**REQUIREMENT**
What you return should match every record exactly, with the images removed.

**SUPPLIED RECORDS**
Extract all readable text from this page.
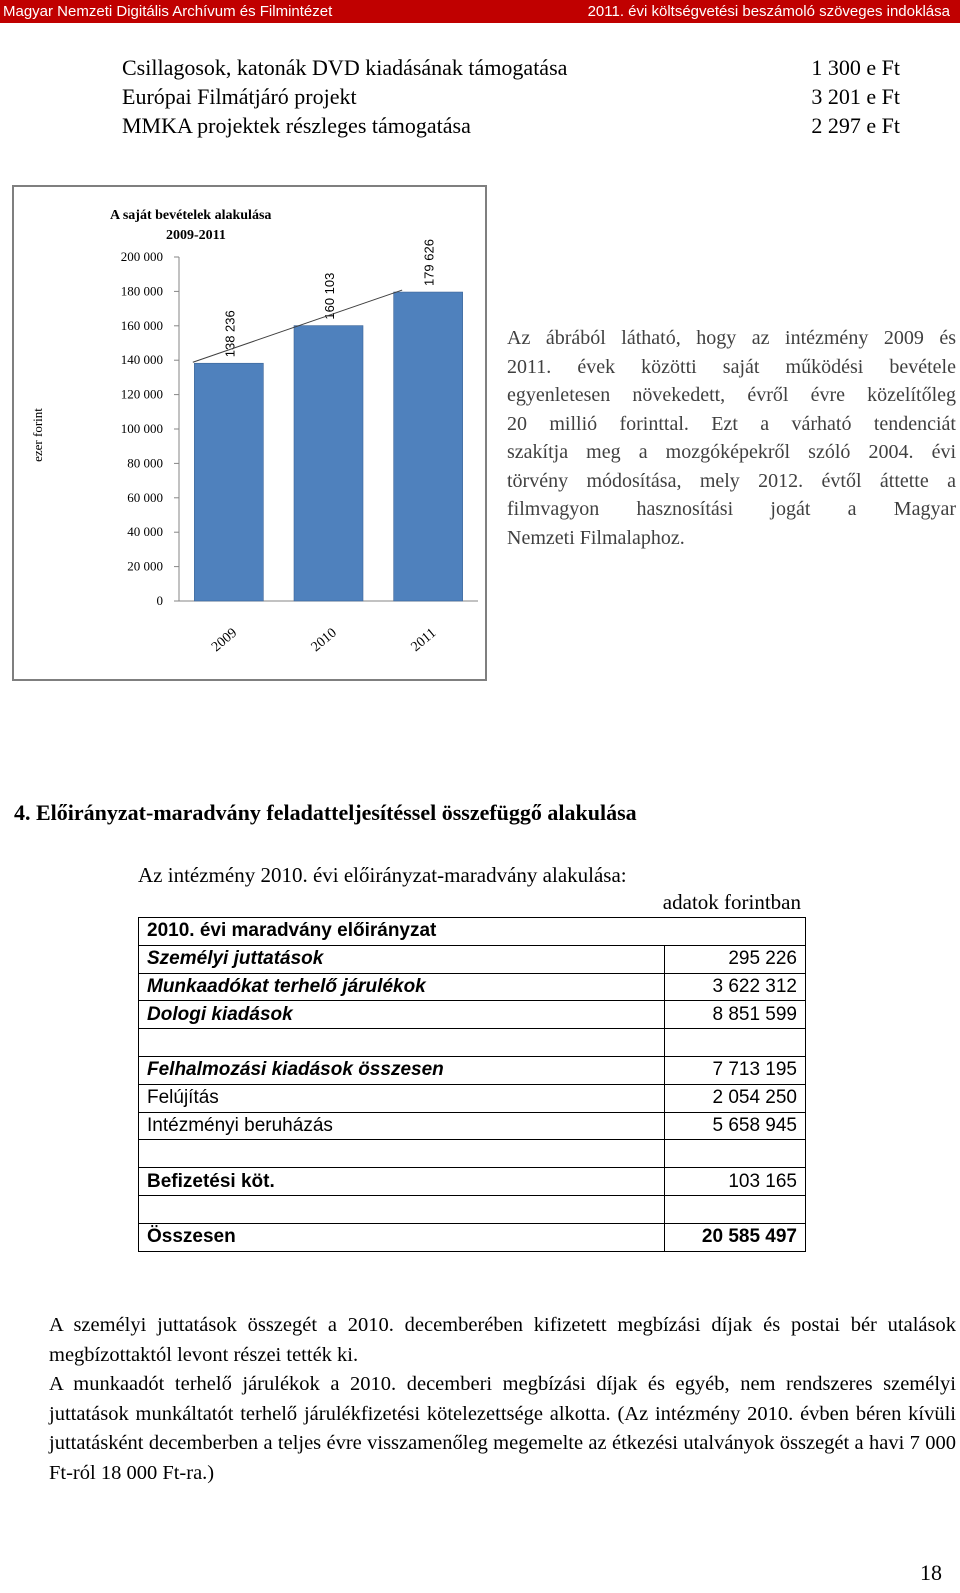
Magyar Nemzeti Digitális Archívum és Filmintézet	2011. évi költségvetési beszámoló szöveges indoklása
Csillagosok, katonák DVD kiadásának támogatása	1 300 e Ft
Európai Filmátjáró projekt	3 201 e Ft
MMKA projektek részleges támogatása	2 297 e Ft
A saját bevételek alakulása
2009-2011
ezer forint
0
20 000
40 000
60 000
80 000
100 000
120 000
140 000
160 000
180 000
200 000
138 236
2009
160 103
2010
179 626
2011
Az ábrából látható, hogy az intézmény 2009 és
2011. évek közötti saját működési bevétele
egyenletesen növekedett, évről évre közelítőleg
20 millió forinttal. Ezt a várható tendenciát
szakítja meg a mozgóképekről szóló 2004. évi
törvény módosítása, mely 2012. évtől áttette a
filmvagyon hasznosítási jogát a Magyar
Nemzeti Filmalaphoz.
4. Előirányzat-maradvány feladatteljesítéssel összefüggő alakulása
Az intézmény 2010. évi előirányzat-maradvány alakulása:
adatok forintban
2010. évi maradvány előirányzat	
Személyi juttatások	295 226
Munkaadókat terhelő járulékok	3 622 312
Dologi kiadások	8 851 599

Felhalmozási kiadások összesen	7 713 195
Felújítás	2 054 250
Intézményi beruházás	5 658 945

Befizetési köt.	103 165

Összesen	20 585 497

A személyi juttatások összegét a 2010. decemberében kifizetett megbízási díjak és postai bér utalások megbízottaktól levont részei tették ki.

A munkaadót terhelő járulékok a 2010. decemberi megbízási díjak és egyéb, nem rendszeres személyi juttatások munkáltatót terhelő járulékfizetési kötelezettsége alkotta. (Az intézmény 2010. évben béren kívüli juttatásként decemberben a teljes évre visszamenőleg megemelte az étkezési utalványok összegét a havi 7 000 Ft-ról 18 000 Ft-ra.)

18
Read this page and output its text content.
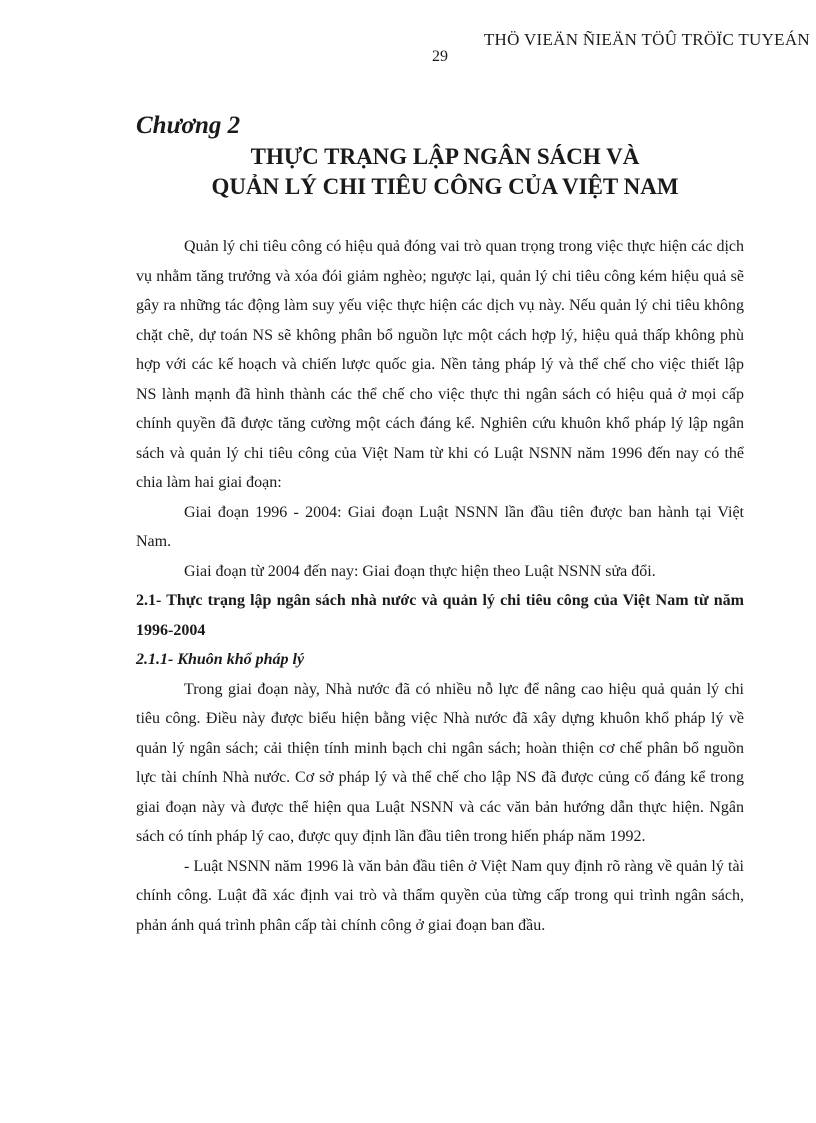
THÖ VIEÄN ÑIEÄN TÖÛ TRÖÏC TUYEÁN
29
Chương 2
THỰC TRẠNG LẬP NGÂN SÁCH VÀ
QUẢN LÝ CHI TIÊU CÔNG CỦA VIỆT NAM

Quản lý chi tiêu công có hiệu quả đóng vai trò quan trọng trong việc thực hiện các dịch vụ nhằm tăng trưởng và xóa đói giảm nghèo; ngược lại, quản lý chi tiêu công kém hiệu quả sẽ gây ra những tác động làm suy yếu việc thực hiện các dịch vụ này. Nếu quản lý chi tiêu không chặt chẽ, dự toán NS sẽ không phân bổ nguồn lực một cách hợp lý, hiệu quả thấp không phù hợp với các kế hoạch và chiến lược quốc gia. Nền tảng pháp lý và thể chế cho việc thiết lập NS lành mạnh đã hình thành các thể chế cho việc thực thi ngân sách có hiệu quả ở mọi cấp chính quyền đã được tăng cường một cách đáng kể. Nghiên cứu khuôn khổ pháp lý lập ngân sách và quản lý chi tiêu công của Việt Nam từ khi có Luật NSNN năm 1996 đến nay có thể chia làm hai giai đoạn:

Giai đoạn 1996 - 2004: Giai đoạn Luật NSNN lần đầu tiên được ban hành tại Việt Nam.

Giai đoạn từ 2004 đến nay: Giai đoạn thực hiện theo Luật NSNN sửa đổi.

2.1- Thực trạng lập ngân sách nhà nước và quản lý chi tiêu công của Việt Nam từ năm 1996-2004

2.1.1- Khuôn khổ pháp lý

Trong giai đoạn này, Nhà nước đã có nhiều nỗ lực để nâng cao hiệu quả quản lý chi tiêu công. Điều này được biểu hiện bằng việc Nhà nước đã xây dựng khuôn khổ pháp lý về quản lý ngân sách; cải thiện tính minh bạch chi ngân sách; hoàn thiện cơ chế phân bổ nguồn lực tài chính Nhà nước. Cơ sở pháp lý và thể chế cho lập NS đã được củng cố đáng kể trong giai đoạn này và được thể hiện qua Luật NSNN và các văn bản hướng dẫn thực hiện. Ngân sách có tính pháp lý cao, được quy định lần đầu tiên trong hiến pháp năm 1992.

- Luật NSNN năm 1996 là văn bản đầu tiên ở Việt Nam quy định rõ ràng về quản lý tài chính công. Luật đã xác định vai trò và thẩm quyền của từng cấp trong qui trình ngân sách, phản ánh quá trình phân cấp tài chính công ở giai đoạn ban đầu.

**REPLY TO THE TASK**
Extract all readable text from this page.
Magyar Nemzeti Digitális Archívum és Filmintézet	2011. évi költségvetési beszámoló szöveges indoklása
Csillagosok, katonák DVD kiadásának támogatása	1 300 e Ft
Európai Filmátjáró projekt	3 201 e Ft
MMKA projektek részleges támogatása	2 297 e Ft
A saját bevételek alakulása
2009-2011
ezer forint
0
20 000
40 000
60 000
80 000
100 000
120 000
140 000
160 000
180 000
200 000
138 236
2009
160 103
2010
179 626
2011
Az ábrából látható, hogy az intézmény 2009 és
2011. évek közötti saját működési bevétele
egyenletesen növekedett, évről évre közelítőleg
20 millió forinttal. Ezt a várható tendenciát
szakítja meg a mozgóképekről szóló 2004. évi
törvény módosítása, mely 2012. évtől áttette a
filmvagyon hasznosítási jogát a Magyar
Nemzeti Filmalaphoz.
4. Előirányzat-maradvány feladatteljesítéssel összefüggő alakulása
Az intézmény 2010. évi előirányzat-maradvány alakulása:
adatok forintban
2010. évi maradvány előirányzat	
Személyi juttatások	295 226
Munkaadókat terhelő járulékok	3 622 312
Dologi kiadások	8 851 599

Felhalmozási kiadások összesen	7 713 195
Felújítás	2 054 250
Intézményi beruházás	5 658 945

Befizetési köt.	103 165

Összesen	20 585 497

A személyi juttatások összegét a 2010. decemberében kifizetett megbízási díjak és postai bér utalások megbízottaktól levont részei tették ki.

A munkaadót terhelő járulékok a 2010. decemberi megbízási díjak és egyéb, nem rendszeres személyi juttatások munkáltatót terhelő járulékfizetési kötelezettsége alkotta. (Az intézmény 2010. évben béren kívüli juttatásként decemberben a teljes évre visszamenőleg megemelte az étkezési utalványok összegét a havi 7 000 Ft-ról 18 000 Ft-ra.)

18
Read this page and output its text content.
THÖ VIEÄN ÑIEÄN TÖÛ TRÖÏC TUYEÁN
29
Chương 2
THỰC TRẠNG LẬP NGÂN SÁCH VÀ
QUẢN LÝ CHI TIÊU CÔNG CỦA VIỆT NAM

Quản lý chi tiêu công có hiệu quả đóng vai trò quan trọng trong việc thực hiện các dịch vụ nhằm tăng trưởng và xóa đói giảm nghèo; ngược lại, quản lý chi tiêu công kém hiệu quả sẽ gây ra những tác động làm suy yếu việc thực hiện các dịch vụ này. Nếu quản lý chi tiêu không chặt chẽ, dự toán NS sẽ không phân bổ nguồn lực một cách hợp lý, hiệu quả thấp không phù hợp với các kế hoạch và chiến lược quốc gia. Nền tảng pháp lý và thể chế cho việc thiết lập NS lành mạnh đã hình thành các thể chế cho việc thực thi ngân sách có hiệu quả ở mọi cấp chính quyền đã được tăng cường một cách đáng kể. Nghiên cứu khuôn khổ pháp lý lập ngân sách và quản lý chi tiêu công của Việt Nam từ khi có Luật NSNN năm 1996 đến nay có thể chia làm hai giai đoạn:

Giai đoạn 1996 - 2004: Giai đoạn Luật NSNN lần đầu tiên được ban hành tại Việt Nam.

Giai đoạn từ 2004 đến nay: Giai đoạn thực hiện theo Luật NSNN sửa đổi.

2.1- Thực trạng lập ngân sách nhà nước và quản lý chi tiêu công của Việt Nam từ năm 1996-2004

2.1.1- Khuôn khổ pháp lý

Trong giai đoạn này, Nhà nước đã có nhiều nỗ lực để nâng cao hiệu quả quản lý chi tiêu công. Điều này được biểu hiện bằng việc Nhà nước đã xây dựng khuôn khổ pháp lý về quản lý ngân sách; cải thiện tính minh bạch chi ngân sách; hoàn thiện cơ chế phân bổ nguồn lực tài chính Nhà nước. Cơ sở pháp lý và thể chế cho lập NS đã được củng cố đáng kể trong giai đoạn này và được thể hiện qua Luật NSNN và các văn bản hướng dẫn thực hiện. Ngân sách có tính pháp lý cao, được quy định lần đầu tiên trong hiến pháp năm 1992.

- Luật NSNN năm 1996 là văn bản đầu tiên ở Việt Nam quy định rõ ràng về quản lý tài chính công. Luật đã xác định vai trò và thẩm quyền của từng cấp trong qui trình ngân sách, phản ánh quá trình phân cấp tài chính công ở giai đoạn ban đầu.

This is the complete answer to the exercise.